Spot every line with the word "xaml" and return it.

== Source records

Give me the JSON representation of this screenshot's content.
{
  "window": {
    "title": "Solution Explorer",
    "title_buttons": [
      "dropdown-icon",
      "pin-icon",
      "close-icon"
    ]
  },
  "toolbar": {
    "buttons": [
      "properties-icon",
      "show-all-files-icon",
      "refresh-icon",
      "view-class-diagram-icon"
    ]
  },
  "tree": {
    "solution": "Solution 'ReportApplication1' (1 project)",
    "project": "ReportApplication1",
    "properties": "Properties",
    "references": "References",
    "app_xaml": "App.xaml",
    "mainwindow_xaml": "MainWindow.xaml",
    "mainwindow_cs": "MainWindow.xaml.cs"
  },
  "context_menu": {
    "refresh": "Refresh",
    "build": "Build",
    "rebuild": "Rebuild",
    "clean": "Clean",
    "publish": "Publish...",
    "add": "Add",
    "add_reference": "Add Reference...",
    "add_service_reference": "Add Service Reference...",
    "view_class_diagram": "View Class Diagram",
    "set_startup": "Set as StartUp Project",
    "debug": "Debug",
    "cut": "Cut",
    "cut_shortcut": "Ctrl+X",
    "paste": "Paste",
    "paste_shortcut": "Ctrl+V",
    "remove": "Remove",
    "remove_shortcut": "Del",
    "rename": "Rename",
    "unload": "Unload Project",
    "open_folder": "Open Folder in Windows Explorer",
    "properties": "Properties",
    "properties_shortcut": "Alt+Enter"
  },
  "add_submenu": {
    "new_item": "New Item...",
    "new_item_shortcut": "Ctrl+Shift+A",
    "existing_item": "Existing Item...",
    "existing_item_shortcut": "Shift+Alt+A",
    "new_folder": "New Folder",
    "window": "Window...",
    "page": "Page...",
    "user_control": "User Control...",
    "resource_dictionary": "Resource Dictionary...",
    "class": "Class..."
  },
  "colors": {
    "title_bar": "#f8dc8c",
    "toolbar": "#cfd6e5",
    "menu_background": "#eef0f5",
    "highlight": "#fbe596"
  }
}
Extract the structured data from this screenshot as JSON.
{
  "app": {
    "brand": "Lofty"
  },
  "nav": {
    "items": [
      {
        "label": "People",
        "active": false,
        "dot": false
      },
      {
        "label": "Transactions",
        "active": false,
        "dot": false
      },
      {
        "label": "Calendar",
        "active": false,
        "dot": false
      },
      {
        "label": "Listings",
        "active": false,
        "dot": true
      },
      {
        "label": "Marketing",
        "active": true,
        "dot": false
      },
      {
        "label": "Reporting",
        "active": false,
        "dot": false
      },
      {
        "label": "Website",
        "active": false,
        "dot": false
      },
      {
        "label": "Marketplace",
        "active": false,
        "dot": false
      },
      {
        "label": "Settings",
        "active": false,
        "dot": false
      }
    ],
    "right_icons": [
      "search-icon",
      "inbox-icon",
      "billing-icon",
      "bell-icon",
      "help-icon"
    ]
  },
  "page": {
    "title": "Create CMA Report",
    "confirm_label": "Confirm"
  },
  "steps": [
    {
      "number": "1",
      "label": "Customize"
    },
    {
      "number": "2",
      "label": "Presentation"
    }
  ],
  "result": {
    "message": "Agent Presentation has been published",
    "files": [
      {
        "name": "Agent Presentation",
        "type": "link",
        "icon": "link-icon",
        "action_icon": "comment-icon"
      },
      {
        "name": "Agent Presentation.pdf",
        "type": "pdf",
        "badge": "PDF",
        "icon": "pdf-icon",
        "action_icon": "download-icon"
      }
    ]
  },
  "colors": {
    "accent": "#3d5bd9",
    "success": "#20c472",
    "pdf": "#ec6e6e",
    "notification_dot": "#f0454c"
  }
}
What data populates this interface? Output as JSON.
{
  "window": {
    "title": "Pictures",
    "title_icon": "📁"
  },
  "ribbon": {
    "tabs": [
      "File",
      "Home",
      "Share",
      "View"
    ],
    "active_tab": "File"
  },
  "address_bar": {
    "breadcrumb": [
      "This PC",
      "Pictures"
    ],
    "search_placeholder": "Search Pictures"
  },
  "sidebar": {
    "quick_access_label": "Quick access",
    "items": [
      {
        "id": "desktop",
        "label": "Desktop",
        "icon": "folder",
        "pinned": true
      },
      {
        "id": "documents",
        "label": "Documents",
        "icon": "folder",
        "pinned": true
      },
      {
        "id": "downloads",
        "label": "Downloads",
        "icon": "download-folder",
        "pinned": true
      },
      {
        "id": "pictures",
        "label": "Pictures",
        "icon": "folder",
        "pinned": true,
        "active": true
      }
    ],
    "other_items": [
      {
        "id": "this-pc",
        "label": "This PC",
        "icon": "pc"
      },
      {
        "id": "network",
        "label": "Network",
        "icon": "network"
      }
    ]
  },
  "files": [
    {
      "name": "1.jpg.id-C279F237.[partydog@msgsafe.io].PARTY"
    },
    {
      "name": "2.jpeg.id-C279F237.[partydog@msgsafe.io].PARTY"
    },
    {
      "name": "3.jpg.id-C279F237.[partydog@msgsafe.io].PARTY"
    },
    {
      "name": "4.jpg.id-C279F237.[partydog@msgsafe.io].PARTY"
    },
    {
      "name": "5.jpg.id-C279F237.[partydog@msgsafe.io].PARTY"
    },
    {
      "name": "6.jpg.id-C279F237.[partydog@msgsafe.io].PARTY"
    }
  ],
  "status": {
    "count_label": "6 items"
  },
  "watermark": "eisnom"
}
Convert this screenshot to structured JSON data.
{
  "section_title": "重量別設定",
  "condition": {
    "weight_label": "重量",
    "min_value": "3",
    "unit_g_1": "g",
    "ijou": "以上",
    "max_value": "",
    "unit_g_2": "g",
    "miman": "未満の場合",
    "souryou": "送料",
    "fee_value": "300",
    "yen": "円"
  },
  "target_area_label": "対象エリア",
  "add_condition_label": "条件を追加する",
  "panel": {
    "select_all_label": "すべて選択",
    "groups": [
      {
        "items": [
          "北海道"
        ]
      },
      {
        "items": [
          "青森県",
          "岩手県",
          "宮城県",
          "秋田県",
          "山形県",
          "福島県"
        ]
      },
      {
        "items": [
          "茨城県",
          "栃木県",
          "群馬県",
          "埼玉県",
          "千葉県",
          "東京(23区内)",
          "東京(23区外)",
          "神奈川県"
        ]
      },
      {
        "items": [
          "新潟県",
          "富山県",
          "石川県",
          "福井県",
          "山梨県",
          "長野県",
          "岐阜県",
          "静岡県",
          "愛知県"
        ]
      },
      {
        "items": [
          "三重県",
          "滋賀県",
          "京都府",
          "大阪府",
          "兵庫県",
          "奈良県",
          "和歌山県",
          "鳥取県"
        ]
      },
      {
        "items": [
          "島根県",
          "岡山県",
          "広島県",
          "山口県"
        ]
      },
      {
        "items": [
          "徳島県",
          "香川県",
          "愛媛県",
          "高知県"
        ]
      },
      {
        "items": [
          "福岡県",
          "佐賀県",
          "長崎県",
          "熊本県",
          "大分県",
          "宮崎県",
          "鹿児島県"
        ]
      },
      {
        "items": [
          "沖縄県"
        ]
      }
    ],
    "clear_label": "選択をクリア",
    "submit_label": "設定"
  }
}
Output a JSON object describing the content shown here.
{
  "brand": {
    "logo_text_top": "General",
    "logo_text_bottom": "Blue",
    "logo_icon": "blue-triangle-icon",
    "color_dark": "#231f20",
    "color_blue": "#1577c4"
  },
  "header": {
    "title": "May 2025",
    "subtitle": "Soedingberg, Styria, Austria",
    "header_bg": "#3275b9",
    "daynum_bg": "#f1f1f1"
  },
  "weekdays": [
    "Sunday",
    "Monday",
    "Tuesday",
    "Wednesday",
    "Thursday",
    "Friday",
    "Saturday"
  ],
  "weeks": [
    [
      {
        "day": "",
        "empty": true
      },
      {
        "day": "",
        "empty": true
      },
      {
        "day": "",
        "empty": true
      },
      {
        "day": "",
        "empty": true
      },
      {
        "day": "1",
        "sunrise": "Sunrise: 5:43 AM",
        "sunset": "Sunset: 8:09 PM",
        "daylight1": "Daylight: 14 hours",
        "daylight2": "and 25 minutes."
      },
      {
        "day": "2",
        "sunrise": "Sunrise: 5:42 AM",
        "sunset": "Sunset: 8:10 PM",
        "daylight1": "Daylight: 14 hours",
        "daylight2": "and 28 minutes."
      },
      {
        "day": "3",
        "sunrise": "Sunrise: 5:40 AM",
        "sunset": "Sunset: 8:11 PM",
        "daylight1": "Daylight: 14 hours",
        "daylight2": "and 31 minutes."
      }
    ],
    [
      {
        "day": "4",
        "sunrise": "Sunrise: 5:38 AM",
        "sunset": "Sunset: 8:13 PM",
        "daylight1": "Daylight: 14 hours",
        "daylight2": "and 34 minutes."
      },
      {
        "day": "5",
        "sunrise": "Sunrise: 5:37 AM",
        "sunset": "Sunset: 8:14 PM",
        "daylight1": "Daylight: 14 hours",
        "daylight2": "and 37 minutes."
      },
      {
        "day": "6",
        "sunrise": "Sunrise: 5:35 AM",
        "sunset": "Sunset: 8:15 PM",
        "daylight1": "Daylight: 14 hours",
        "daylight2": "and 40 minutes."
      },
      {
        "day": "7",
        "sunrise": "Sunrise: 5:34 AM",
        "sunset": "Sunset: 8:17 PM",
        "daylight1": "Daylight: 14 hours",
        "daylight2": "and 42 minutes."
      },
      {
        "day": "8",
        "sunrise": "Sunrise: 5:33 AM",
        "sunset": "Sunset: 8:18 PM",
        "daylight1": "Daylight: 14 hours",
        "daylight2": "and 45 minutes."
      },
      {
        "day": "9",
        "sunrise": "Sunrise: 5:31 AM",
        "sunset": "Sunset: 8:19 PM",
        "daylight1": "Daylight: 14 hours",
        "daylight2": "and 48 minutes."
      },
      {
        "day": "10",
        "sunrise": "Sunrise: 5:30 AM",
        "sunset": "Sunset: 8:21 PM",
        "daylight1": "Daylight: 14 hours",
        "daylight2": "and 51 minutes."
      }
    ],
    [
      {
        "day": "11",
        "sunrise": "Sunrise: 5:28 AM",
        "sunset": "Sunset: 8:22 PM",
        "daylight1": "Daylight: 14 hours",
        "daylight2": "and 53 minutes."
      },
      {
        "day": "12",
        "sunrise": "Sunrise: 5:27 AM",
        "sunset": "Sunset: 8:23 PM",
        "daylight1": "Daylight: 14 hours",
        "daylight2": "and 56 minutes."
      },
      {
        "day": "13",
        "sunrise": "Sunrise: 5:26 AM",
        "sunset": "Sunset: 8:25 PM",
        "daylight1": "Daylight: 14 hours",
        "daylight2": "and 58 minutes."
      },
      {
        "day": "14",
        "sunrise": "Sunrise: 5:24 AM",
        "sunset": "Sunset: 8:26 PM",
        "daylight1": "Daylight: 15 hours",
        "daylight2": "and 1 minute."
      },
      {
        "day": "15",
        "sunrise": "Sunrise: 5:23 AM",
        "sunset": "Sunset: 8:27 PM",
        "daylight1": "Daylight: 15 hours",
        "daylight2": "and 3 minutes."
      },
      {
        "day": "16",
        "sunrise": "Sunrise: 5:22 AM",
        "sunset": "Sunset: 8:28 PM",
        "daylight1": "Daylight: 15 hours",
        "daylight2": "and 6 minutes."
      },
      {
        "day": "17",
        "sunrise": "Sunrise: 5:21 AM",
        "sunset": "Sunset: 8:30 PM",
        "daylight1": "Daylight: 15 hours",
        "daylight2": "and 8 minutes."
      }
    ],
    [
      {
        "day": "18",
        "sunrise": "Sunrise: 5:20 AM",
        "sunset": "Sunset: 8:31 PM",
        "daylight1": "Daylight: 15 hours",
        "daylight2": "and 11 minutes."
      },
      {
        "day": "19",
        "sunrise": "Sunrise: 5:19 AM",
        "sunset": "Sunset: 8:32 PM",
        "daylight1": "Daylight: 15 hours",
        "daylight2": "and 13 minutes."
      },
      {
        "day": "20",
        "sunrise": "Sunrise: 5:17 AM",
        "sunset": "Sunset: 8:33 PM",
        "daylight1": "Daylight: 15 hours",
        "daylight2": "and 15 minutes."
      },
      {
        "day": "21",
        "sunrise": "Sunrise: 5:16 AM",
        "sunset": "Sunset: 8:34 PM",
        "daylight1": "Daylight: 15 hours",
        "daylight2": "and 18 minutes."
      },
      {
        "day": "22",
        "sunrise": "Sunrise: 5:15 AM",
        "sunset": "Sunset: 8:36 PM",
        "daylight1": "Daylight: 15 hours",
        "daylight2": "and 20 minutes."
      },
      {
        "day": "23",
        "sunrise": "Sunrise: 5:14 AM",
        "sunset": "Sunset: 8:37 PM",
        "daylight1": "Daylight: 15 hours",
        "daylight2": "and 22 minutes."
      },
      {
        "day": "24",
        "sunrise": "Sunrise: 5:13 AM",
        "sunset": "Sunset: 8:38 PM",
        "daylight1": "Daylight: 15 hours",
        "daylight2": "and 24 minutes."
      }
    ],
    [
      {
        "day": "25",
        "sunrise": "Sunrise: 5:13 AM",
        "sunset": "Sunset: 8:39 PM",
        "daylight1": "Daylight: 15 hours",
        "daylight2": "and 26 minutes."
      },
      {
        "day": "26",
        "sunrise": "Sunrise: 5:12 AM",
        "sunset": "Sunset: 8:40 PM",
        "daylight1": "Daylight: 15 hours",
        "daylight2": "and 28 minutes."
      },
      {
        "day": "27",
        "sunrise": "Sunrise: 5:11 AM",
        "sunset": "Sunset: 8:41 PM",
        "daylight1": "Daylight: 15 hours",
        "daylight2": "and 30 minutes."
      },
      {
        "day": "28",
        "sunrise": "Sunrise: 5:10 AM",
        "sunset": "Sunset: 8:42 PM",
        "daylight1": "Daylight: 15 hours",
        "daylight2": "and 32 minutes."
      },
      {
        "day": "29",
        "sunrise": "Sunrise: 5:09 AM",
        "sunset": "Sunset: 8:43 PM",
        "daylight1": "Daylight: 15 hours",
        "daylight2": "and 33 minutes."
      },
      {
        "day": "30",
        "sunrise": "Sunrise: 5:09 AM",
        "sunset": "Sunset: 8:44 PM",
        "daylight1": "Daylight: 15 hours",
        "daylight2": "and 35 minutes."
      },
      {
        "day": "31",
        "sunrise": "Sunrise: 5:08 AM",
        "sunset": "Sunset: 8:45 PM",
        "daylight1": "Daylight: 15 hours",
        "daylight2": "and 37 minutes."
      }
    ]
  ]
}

====

**Result below**.
    "app_xaml": "App.xaml",
    "mainwindow_xaml": "MainWindow.xaml",
    "mainwindow_cs": "MainWindow.xaml.cs"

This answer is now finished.